> Task goal: Output the data lines exactly, starting with the line that contains "svg-text:K364-20: K364-20 xyxy=(129,102,153,109)" and going on through the line that contains "svg-text:3: 3 xyxy=(435,124,438,130)", both included.

-------------------------

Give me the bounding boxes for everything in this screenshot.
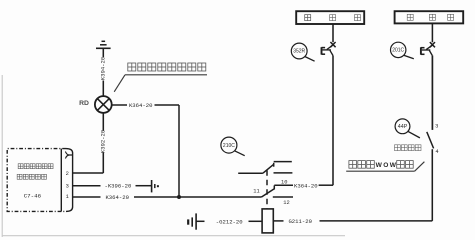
svg-text:K364-20: K364-20 xyxy=(129,102,153,109)
svg-text:-K396-20: -K396-20 xyxy=(104,183,131,190)
svg-text:10: 10 xyxy=(281,179,287,185)
svg-text:11: 11 xyxy=(253,189,259,195)
svg-text:G211-20: G211-20 xyxy=(288,218,312,225)
svg-text:3: 3 xyxy=(435,124,438,130)
svg-text:K364-20: K364-20 xyxy=(105,194,129,201)
svg-text:352R: 352R xyxy=(293,49,305,55)
svg-text:2: 2 xyxy=(66,171,69,177)
svg-text:3: 3 xyxy=(66,183,69,189)
svg-text:201C: 201C xyxy=(392,48,404,54)
svg-text:K392-20: K392-20 xyxy=(100,129,107,153)
svg-text:RD: RD xyxy=(79,100,89,107)
svg-text:210C: 210C xyxy=(223,143,235,149)
svg-text:1: 1 xyxy=(66,194,69,200)
svg-text:K394-20: K394-20 xyxy=(100,56,107,80)
svg-text:-G212-20: -G212-20 xyxy=(216,218,243,225)
svg-text:WOW: WOW xyxy=(376,162,398,169)
svg-text:12: 12 xyxy=(283,200,289,206)
svg-text:44P: 44P xyxy=(398,124,408,130)
svg-text:4: 4 xyxy=(435,149,438,155)
svg-text:K364-20: K364-20 xyxy=(294,182,318,189)
svg-text:C7-46: C7-46 xyxy=(24,192,42,199)
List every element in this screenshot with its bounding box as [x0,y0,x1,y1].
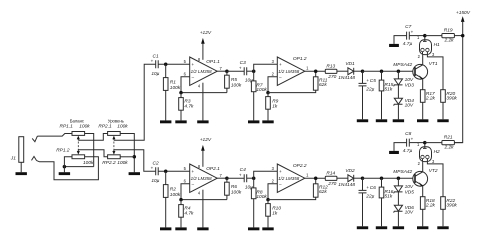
junction R15 [380,69,384,73]
ground VD4 [393,119,404,122]
wire RP1.2 left down [64,157,72,172]
svg-text:4.7µ: 4.7µ [403,148,413,154]
wire RP1.1 right to ground bus [85,134,94,167]
svg-text:VD1: VD1 [345,61,355,67]
svg-text:390k: 390k [446,96,457,102]
resistor R17 [420,90,425,103]
wire RP1.2 wiper to RP2.2 [78,150,107,157]
svg-text:100k: 100k [79,124,90,130]
wire C6 to ground [362,193,364,226]
wire R13 to VD1 [337,70,348,72]
resistor R12 [313,184,318,197]
wire C7 to anode node [409,35,425,37]
ground R9 [262,120,273,123]
svg-text:OP1.1: OP1.1 [206,59,220,65]
svg-text:H1: H1 [434,42,440,48]
wire to R2 [165,171,167,184]
svg-text:10V: 10V [405,209,414,215]
resistor R10 [266,204,271,217]
svg-text:22µ: 22µ [365,87,374,93]
svg-text:100k: 100k [170,85,181,91]
junction rail R19 [461,34,465,38]
wire -in OP2.2 [268,184,277,200]
wire RP2.2 right [120,156,134,158]
input jack J1 [19,137,24,163]
svg-text:OP1.2: OP1.2 [293,56,307,62]
wire R5 to feedback [226,88,228,92]
wire H2 cathode2 to R22 [427,159,443,197]
resistor R3 [179,98,184,111]
wire to C5 [362,71,364,83]
svg-text:100k: 100k [231,190,242,196]
junction C5 [361,69,365,73]
wire R2 to ground [165,197,167,227]
wire to C6 [362,178,364,190]
diode VD1 [348,68,354,75]
svg-text:+: + [279,62,282,67]
potentiometer RP1.1 [72,132,85,136]
svg-text:R5: R5 [231,77,237,83]
wire to R9 [267,93,269,97]
svg-text:10V: 10V [405,77,414,83]
svg-text:2.2k: 2.2k [425,96,436,102]
wire ring loop to RP1.2 right [37,157,99,180]
capacitor C8 plates [407,139,410,147]
svg-text:R14: R14 [326,170,335,176]
wire R22 to ground [442,209,444,226]
svg-text:+: + [151,58,154,63]
svg-text:10V: 10V [405,102,414,108]
wire to R1 [165,64,167,77]
resistor R19 [442,34,455,38]
svg-text:100k: 100k [117,160,128,166]
wire H1 cathode2 to R20 [427,52,443,90]
wire R17 to ground [422,102,424,119]
svg-text:390k: 390k [446,203,457,209]
svg-text:100k: 100k [231,83,242,89]
op-amp OP1.1 triangle [190,57,218,85]
tube H1 cathode 1 [421,48,424,51]
junction anode H2 [423,141,427,145]
svg-text:100k: 100k [83,160,94,166]
wire RP2.1 right to ground [120,134,134,173]
wire node up to +in OP2.2 [254,171,278,178]
svg-text:10µ: 10µ [151,178,159,184]
svg-text:4.7k: 4.7k [184,104,194,110]
svg-text:100k: 100k [256,194,267,200]
svg-text:RP2.2: RP2.2 [102,160,116,166]
wire to VD3 [397,71,399,79]
svg-text:+12V: +12V [200,137,212,143]
wire to R16 [381,178,383,187]
junction C3-R7 [252,69,256,73]
op-amp OP2.1 triangle [190,164,218,192]
zener diode VD3 [394,79,402,85]
wire to R7 [253,71,255,81]
svg-text:R1: R1 [170,79,176,85]
svg-text:R19: R19 [444,28,453,34]
transistor VT1 base bar [414,67,416,76]
wire C8 to anode node [409,142,425,144]
ground J1 [16,172,27,175]
ground pin4 OP1.1 [197,120,208,123]
svg-text:22µ: 22µ [365,194,374,200]
wire out to R5 [226,71,228,75]
svg-text:MPSA42: MPSA42 [393,169,412,175]
jack contact tip [32,136,37,142]
zener diode VD5 [394,186,402,192]
svg-text:RP2.1: RP2.1 [98,124,112,130]
capacitor C4 plates [244,174,247,182]
resistor R13 [325,69,337,73]
wire to R4 [180,200,182,205]
ground C7 [389,44,399,47]
wire C1 to opamp [158,63,190,65]
svg-text:51k: 51k [385,86,393,92]
tube H1 cathode 2 [426,48,429,51]
svg-text:+12V: +12V [200,30,212,36]
tube H2 anode [423,143,427,149]
svg-text:2.2k: 2.2k [425,203,436,209]
capacitor C2 plates [156,167,159,175]
resistor R16 [379,187,384,198]
wire to R15 [381,71,383,80]
svg-text:J1: J1 [10,155,16,161]
wire VD3 to VD4 [397,85,399,98]
+150V arrow [461,16,465,22]
wire OP1.1 output [217,70,227,72]
svg-text:+: + [411,29,414,34]
zener diode VD4 [394,98,402,104]
ground C6 [357,226,368,229]
wire R11 to out node [315,71,317,77]
ground C8 [389,151,399,154]
wire VD6 to ground [397,211,399,226]
junction OP1.1 out [225,69,229,73]
ground R22 [437,226,448,229]
junction R16 [380,176,384,180]
tube H1 anode [423,36,427,42]
gang dashed link RP1 [77,142,79,151]
wire RP2.1 wiper to C1 [114,64,155,140]
svg-text:VD3: VD3 [405,82,415,88]
svg-text:VD5: VD5 [405,189,415,195]
svg-text:C2: C2 [153,160,159,166]
svg-text:OP2.2: OP2.2 [293,163,307,169]
wiper arrow RP1.1 [77,136,80,140]
wire to VD5 [397,178,399,186]
wire OP2.2 output [305,177,326,179]
svg-text:100k: 100k [170,192,181,198]
wire anode node to R19 [425,35,442,37]
ground R17 [417,119,428,122]
potentiometer RP2.2 [108,155,121,159]
junction OP2.2 out [314,176,318,180]
feedback R12 wire [268,197,316,199]
wiper arrow RP2.1 [112,136,115,140]
svg-text:62k: 62k [319,82,327,88]
wire H1 cathode1 to collector [422,52,424,55]
ground C5 [357,119,368,122]
ground R8 [248,227,259,230]
wire VD4 to ground [397,104,399,119]
junction RP1.2 ground [63,165,67,169]
resistor R20 [441,90,446,103]
wire C5 to ground [362,86,364,119]
wire C8 ground arm [394,143,406,151]
ground bus pots [64,166,93,168]
svg-text:R6: R6 [231,184,237,190]
wire VD2 to node [354,177,363,179]
ground VD6 [393,226,404,229]
op-amp OP1.2 triangle [277,57,305,85]
svg-text:+: + [192,169,195,174]
svg-text:+: + [239,66,242,71]
transistor VT2 collector [415,162,423,177]
ground R18 [417,226,428,229]
resistor R15 [379,80,384,91]
feedback R11 wire [268,90,316,92]
wire R19 to rail [454,35,462,37]
resistor R1 [163,78,168,91]
transistor VT2 base bar [414,174,416,183]
wire H2 cathode1 to collector [422,159,424,162]
wire R6 to feedback [226,195,228,199]
wire VD1 to node [354,70,363,72]
ground R2 [160,227,171,230]
wire out to C4 [227,177,244,179]
wire C2 to opamp [158,170,190,172]
svg-text:100k: 100k [256,87,267,93]
wire R4 to ground [180,217,182,227]
op-amp OP2.2 triangle [277,164,305,192]
+12V arrow OP1.1 [201,38,205,44]
svg-text:270: 270 [327,74,336,80]
junction OP2.1 out [225,176,229,180]
ground R10 [262,227,273,230]
junction feedback R4 [179,198,183,202]
wire VD5 to VD6 [397,192,399,205]
svg-text:VT1: VT1 [429,61,438,67]
svg-text:1/2 LM358: 1/2 LM358 [191,176,213,181]
wire pin8 OP1.1 to +12V [202,44,204,60]
svg-text:RP1.2: RP1.2 [56,148,70,154]
wire to R3 [180,93,182,98]
junction C1-R1 [164,63,168,67]
svg-text:MPSA42: MPSA42 [393,62,412,68]
wire R3 to ground [180,110,182,120]
ground R15 [376,119,387,122]
svg-text:Баланс: Баланс [70,118,84,123]
diode VD2 [348,175,354,182]
ground R1 [160,120,171,123]
svg-text:1N4148: 1N4148 [338,75,355,81]
wire -in OP1.2 [268,77,277,93]
wire pin8 OP2.1 to +12V [202,151,204,167]
capacitor C1 plates [156,60,159,68]
svg-text:+: + [239,173,242,178]
junction VD3 [397,69,401,73]
wire tip to RP1.1 [37,134,72,137]
ground R16 [376,226,387,229]
svg-text:1/2 LM358: 1/2 LM358 [191,69,213,74]
svg-text:VT2: VT2 [429,168,438,174]
potentiometer RP2.1 [108,132,121,136]
zener diode VD6 [394,205,402,211]
tube H2 envelope [420,147,432,162]
resistor R21 [442,141,455,145]
resistor R5 [225,75,230,88]
svg-text:+150V: +150V [456,10,471,16]
wire C3 to node [247,70,254,72]
resistor R9 [266,97,271,110]
ground R7 [248,120,259,123]
wire R21 to rail [454,142,462,144]
transistor VT1 emitter [415,74,423,90]
wire to R10 [267,200,269,204]
svg-text:4.7k: 4.7k [184,211,194,217]
junction anode H1 [423,34,427,38]
junction feedback R3 [179,91,183,95]
wire C7 ground arm [394,36,406,44]
svg-text:+: + [411,136,414,141]
wire detector bus [363,177,414,179]
wire RP1.1 wiper to RP2.1 [78,134,107,141]
wire OP1.2 output [305,70,326,72]
svg-text:10µ: 10µ [151,71,159,77]
ground RP2 [129,172,140,175]
capacitor C5 plates [359,83,367,86]
svg-text:51k: 51k [385,193,393,199]
wire R7 to ground [253,92,255,121]
svg-text:C5: C5 [370,78,376,84]
jack contact ring [32,156,37,160]
junction C6 [361,176,365,180]
wire R14 to VD2 [337,177,348,179]
wiper arrow RP2.2 [112,151,115,155]
wire R9 to ground [267,109,269,120]
svg-text:C6: C6 [370,185,376,191]
svg-text:1/2 LM358: 1/2 LM358 [278,176,300,181]
ground R3 [175,120,186,123]
svg-text:2.2k: 2.2k [443,145,454,151]
wire detector bus [363,70,414,72]
ground R4 [175,227,186,230]
junction RP2.2 ground [133,155,137,159]
resistor R6 [225,182,230,195]
capacitor C6 plates [359,190,367,193]
wire R12 to out node [315,178,317,184]
wire pin4 OP1.1 to ground [202,83,204,121]
svg-text:1k: 1k [272,210,278,216]
wire J1 sleeve to ground [20,162,22,172]
svg-text:2.2k: 2.2k [443,38,454,44]
wire R20 to ground [442,102,444,119]
svg-text:+: + [279,169,282,174]
capacitor C7 plates [407,32,410,40]
tube H2 cathode 1 [421,155,424,158]
svg-text:H2: H2 [434,149,440,155]
wire out to R6 [226,178,228,182]
wire OP2.1 output [217,177,227,179]
wire R10 to ground [267,216,269,227]
gang dashed link RP2 [113,142,115,151]
wire anode node to R21 [425,142,442,144]
junction OP1.2 out [314,69,318,73]
ground pin4 OP2.1 [197,227,208,230]
svg-text:VD2: VD2 [345,168,355,174]
wire to R8 [253,178,255,188]
junction VD5 [397,176,401,180]
svg-text:1k: 1k [272,103,278,109]
svg-text:10V: 10V [405,184,414,190]
svg-text:R2: R2 [170,186,176,192]
tube H1 envelope [420,40,432,55]
junction C4-R8 [252,176,256,180]
+150V rail [454,22,462,143]
resistor R22 [441,197,446,210]
resistor R14 [325,176,337,180]
svg-text:OP2.1: OP2.1 [206,166,220,172]
transistor VT1 collector [415,55,423,70]
svg-text:C1: C1 [153,53,159,59]
svg-text:1N4148: 1N4148 [338,182,355,188]
wire pin4 OP2.1 to ground [202,190,204,228]
resistor R7 [251,81,256,92]
transistor VT2 emitter [415,181,423,197]
junction R9-R11 [266,91,270,95]
svg-text:4.7µ: 4.7µ [403,41,413,47]
svg-text:R13: R13 [326,63,335,69]
wire out to C3 [227,70,244,72]
wire C4 to node [247,177,254,179]
ground R20 [437,119,448,122]
wire node up to +in OP1.2 [254,64,278,71]
feedback wire OP1.1 [181,77,227,93]
resistor R18 [420,197,425,210]
feedback wire OP2.1 [181,184,227,200]
wire R16 to ground [381,198,383,226]
svg-text:+: + [192,62,195,67]
wire RP2.2 wiper to C2 [114,150,155,172]
capacitor C3 plates [244,67,247,75]
svg-text:100k: 100k [117,124,128,130]
+12V arrow OP2.1 [201,145,205,151]
resistor R4 [179,205,184,218]
potentiometer RP1.2 [72,155,85,159]
transistor VT1 circle [413,64,428,79]
svg-text:RP1.1: RP1.1 [60,124,74,130]
resistor R2 [163,185,168,198]
wire R18 to ground [422,209,424,226]
wire R15 to ground [381,91,383,119]
svg-text:1/2 LM358: 1/2 LM358 [278,69,300,74]
svg-text:270: 270 [327,181,336,187]
junction C2-R2 [164,170,168,174]
wire R1 to ground [165,90,167,120]
tube H2 cathode 2 [426,155,429,158]
svg-text:R21: R21 [444,135,453,141]
resistor R11 [313,77,318,90]
wire R8 to ground [253,199,255,228]
resistor R8 [251,188,256,199]
transistor VT2 circle [413,171,428,186]
wiper arrow RP1.2 [77,151,80,155]
ground RP1 [59,172,70,175]
svg-text:62k: 62k [319,189,327,195]
junction R10-R12 [266,198,270,202]
svg-text:+: + [151,165,154,170]
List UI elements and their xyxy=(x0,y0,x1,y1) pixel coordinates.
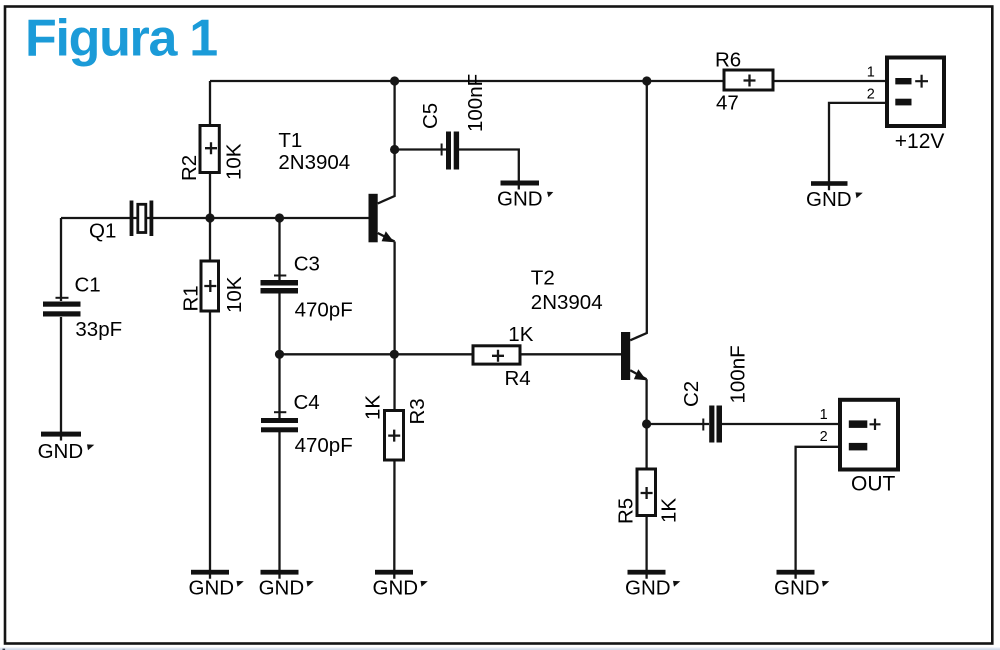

-------------------------

> The completed task:
svg-text:K364-20: K364-20 xyxy=(129,102,153,109)
svg-text:-K396-20: -K396-20 xyxy=(104,183,131,190)
svg-text:10: 10 xyxy=(281,179,287,185)
svg-text:11: 11 xyxy=(253,189,259,195)
svg-text:G211-20: G211-20 xyxy=(288,218,312,225)
svg-text:3: 3 xyxy=(435,124,438,130)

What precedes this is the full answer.